The task:
Reproduce the listing below in its entirety. Change nothing.

Entries provided:
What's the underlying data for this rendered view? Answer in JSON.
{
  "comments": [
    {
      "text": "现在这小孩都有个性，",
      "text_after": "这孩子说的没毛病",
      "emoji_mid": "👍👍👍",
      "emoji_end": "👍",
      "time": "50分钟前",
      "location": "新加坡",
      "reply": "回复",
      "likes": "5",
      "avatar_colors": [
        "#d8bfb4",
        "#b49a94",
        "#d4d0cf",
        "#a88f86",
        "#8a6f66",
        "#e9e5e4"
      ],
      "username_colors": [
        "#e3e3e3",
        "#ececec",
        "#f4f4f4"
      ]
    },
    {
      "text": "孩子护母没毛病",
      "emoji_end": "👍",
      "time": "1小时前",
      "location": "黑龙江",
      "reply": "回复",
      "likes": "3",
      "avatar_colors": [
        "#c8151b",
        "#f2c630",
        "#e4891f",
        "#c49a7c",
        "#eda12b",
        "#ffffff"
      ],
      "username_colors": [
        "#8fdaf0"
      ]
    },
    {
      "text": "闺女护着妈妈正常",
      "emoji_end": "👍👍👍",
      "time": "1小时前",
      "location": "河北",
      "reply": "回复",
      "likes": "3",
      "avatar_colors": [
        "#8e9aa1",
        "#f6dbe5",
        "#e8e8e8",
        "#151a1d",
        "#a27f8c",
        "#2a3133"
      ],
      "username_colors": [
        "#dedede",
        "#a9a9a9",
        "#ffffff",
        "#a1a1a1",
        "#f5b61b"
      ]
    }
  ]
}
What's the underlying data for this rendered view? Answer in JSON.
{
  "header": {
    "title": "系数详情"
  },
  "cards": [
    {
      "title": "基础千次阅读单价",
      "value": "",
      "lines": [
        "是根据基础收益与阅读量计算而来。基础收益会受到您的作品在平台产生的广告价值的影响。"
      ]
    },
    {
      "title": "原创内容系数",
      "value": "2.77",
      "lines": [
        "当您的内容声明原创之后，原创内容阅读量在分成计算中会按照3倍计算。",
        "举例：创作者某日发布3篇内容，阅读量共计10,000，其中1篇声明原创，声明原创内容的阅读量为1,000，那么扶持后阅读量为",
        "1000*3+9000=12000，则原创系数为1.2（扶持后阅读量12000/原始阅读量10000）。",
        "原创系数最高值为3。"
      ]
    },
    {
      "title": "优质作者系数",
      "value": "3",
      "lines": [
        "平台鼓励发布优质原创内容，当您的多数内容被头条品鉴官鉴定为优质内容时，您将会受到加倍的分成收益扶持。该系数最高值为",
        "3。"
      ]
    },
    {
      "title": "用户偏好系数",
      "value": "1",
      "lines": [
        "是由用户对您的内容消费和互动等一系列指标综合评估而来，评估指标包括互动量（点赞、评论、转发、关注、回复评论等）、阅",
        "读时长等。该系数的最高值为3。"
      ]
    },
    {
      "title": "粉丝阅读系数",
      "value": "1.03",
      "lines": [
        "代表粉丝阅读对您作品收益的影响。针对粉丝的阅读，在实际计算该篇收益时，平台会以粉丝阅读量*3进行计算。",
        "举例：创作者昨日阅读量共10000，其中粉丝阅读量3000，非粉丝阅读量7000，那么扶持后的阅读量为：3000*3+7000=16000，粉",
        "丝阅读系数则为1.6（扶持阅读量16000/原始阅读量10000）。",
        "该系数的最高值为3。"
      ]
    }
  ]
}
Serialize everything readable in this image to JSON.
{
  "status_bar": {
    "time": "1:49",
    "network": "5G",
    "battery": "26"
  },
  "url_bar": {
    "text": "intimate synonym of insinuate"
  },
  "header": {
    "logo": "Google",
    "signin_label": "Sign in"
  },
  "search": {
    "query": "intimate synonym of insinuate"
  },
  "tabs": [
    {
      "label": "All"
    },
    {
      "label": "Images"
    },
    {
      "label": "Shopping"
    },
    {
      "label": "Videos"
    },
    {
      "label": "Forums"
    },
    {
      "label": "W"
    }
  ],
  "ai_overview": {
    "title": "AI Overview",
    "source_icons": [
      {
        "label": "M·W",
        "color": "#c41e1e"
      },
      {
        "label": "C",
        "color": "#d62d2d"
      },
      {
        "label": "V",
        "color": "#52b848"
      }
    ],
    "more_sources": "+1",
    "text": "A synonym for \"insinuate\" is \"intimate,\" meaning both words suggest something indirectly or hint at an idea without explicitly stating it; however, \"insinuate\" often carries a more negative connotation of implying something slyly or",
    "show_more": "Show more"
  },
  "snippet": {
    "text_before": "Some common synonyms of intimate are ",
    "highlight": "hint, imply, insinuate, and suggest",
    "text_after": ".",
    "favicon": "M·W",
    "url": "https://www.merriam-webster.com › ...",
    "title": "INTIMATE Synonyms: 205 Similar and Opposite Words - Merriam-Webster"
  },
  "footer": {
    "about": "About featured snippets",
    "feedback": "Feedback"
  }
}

The solution:
What's the underlying data for this rendered view? Answer in JSON.
{
  "comments": [
    {
      "text": "现在这小孩都有个性，",
      "text_after": "这孩子说的没毛病",
      "emoji_mid": "👍👍👍",
      "emoji_end": "👍",
      "time": "50分钟前",
      "location": "新加坡",
      "reply": "回复",
      "likes": "5",
      "avatar_colors": [
        "#d8bfb4",
        "#b49a94",
        "#d4d0cf",
        "#a88f86",
        "#8a6f66",
        "#e9e5e4"
      ],
      "username_colors": [
        "#e3e3e3",
        "#ececec",
        "#f4f4f4"
      ]
    },
    {
      "text": "孩子护母没毛病",
      "emoji_end": "👍",
      "time": "1小时前",
      "location": "黑龙江",
      "reply": "回复",
      "likes": "3",
      "avatar_colors": [
        "#c8151b",
        "#f2c630",
        "#e4891f",
        "#c49a7c",
        "#eda12b",
        "#ffffff"
      ],
      "username_colors": [
        "#8fdaf0"
      ]
    },
    {
      "text": "闺女护着妈妈正常",
      "emoji_end": "👍👍👍",
      "time": "1小时前",
      "location": "河北",
      "reply": "回复",
      "likes": "3",
      "avatar_colors": [
        "#8e9aa1",
        "#f6dbe5",
        "#e8e8e8",
        "#151a1d",
        "#a27f8c",
        "#2a3133"
      ],
      "username_colors": [
        "#dedede",
        "#a9a9a9",
        "#ffffff",
        "#a1a1a1",
        "#f5b61b"
      ]
    }
  ]
}
What's the underlying data for this rendered view? Answer in JSON.
{
  "header": {
    "title": "系数详情"
  },
  "cards": [
    {
      "title": "基础千次阅读单价",
      "value": "",
      "lines": [
        "是根据基础收益与阅读量计算而来。基础收益会受到您的作品在平台产生的广告价值的影响。"
      ]
    },
    {
      "title": "原创内容系数",
      "value": "2.77",
      "lines": [
        "当您的内容声明原创之后，原创内容阅读量在分成计算中会按照3倍计算。",
        "举例：创作者某日发布3篇内容，阅读量共计10,000，其中1篇声明原创，声明原创内容的阅读量为1,000，那么扶持后阅读量为",
        "1000*3+9000=12000，则原创系数为1.2（扶持后阅读量12000/原始阅读量10000）。",
        "原创系数最高值为3。"
      ]
    },
    {
      "title": "优质作者系数",
      "value": "3",
      "lines": [
        "平台鼓励发布优质原创内容，当您的多数内容被头条品鉴官鉴定为优质内容时，您将会受到加倍的分成收益扶持。该系数最高值为",
        "3。"
      ]
    },
    {
      "title": "用户偏好系数",
      "value": "1",
      "lines": [
        "是由用户对您的内容消费和互动等一系列指标综合评估而来，评估指标包括互动量（点赞、评论、转发、关注、回复评论等）、阅",
        "读时长等。该系数的最高值为3。"
      ]
    },
    {
      "title": "粉丝阅读系数",
      "value": "1.03",
      "lines": [
        "代表粉丝阅读对您作品收益的影响。针对粉丝的阅读，在实际计算该篇收益时，平台会以粉丝阅读量*3进行计算。",
        "举例：创作者昨日阅读量共10000，其中粉丝阅读量3000，非粉丝阅读量7000，那么扶持后的阅读量为：3000*3+7000=16000，粉",
        "丝阅读系数则为1.6（扶持阅读量16000/原始阅读量10000）。",
        "该系数的最高值为3。"
      ]
    }
  ]
}
Serialize everything readable in this image to JSON.
{
  "status_bar": {
    "time": "1:49",
    "network": "5G",
    "battery": "26"
  },
  "url_bar": {
    "text": "intimate synonym of insinuate"
  },
  "header": {
    "logo": "Google",
    "signin_label": "Sign in"
  },
  "search": {
    "query": "intimate synonym of insinuate"
  },
  "tabs": [
    {
      "label": "All"
    },
    {
      "label": "Images"
    },
    {
      "label": "Shopping"
    },
    {
      "label": "Videos"
    },
    {
      "label": "Forums"
    },
    {
      "label": "W"
    }
  ],
  "ai_overview": {
    "title": "AI Overview",
    "source_icons": [
      {
        "label": "M·W",
        "color": "#c41e1e"
      },
      {
        "label": "C",
        "color": "#d62d2d"
      },
      {
        "label": "V",
        "color": "#52b848"
      }
    ],
    "more_sources": "+1",
    "text": "A synonym for \"insinuate\" is \"intimate,\" meaning both words suggest something indirectly or hint at an idea without explicitly stating it; however, \"insinuate\" often carries a more negative connotation of implying something slyly or",
    "show_more": "Show more"
  },
  "snippet": {
    "text_before": "Some common synonyms of intimate are ",
    "highlight": "hint, imply, insinuate, and suggest",
    "text_after": ".",
    "favicon": "M·W",
    "url": "https://www.merriam-webster.com › ...",
    "title": "INTIMATE Synonyms: 205 Similar and Opposite Words - Merriam-Webster"
  },
  "footer": {
    "about": "About featured snippets",
    "feedback": "Feedback"
  }
}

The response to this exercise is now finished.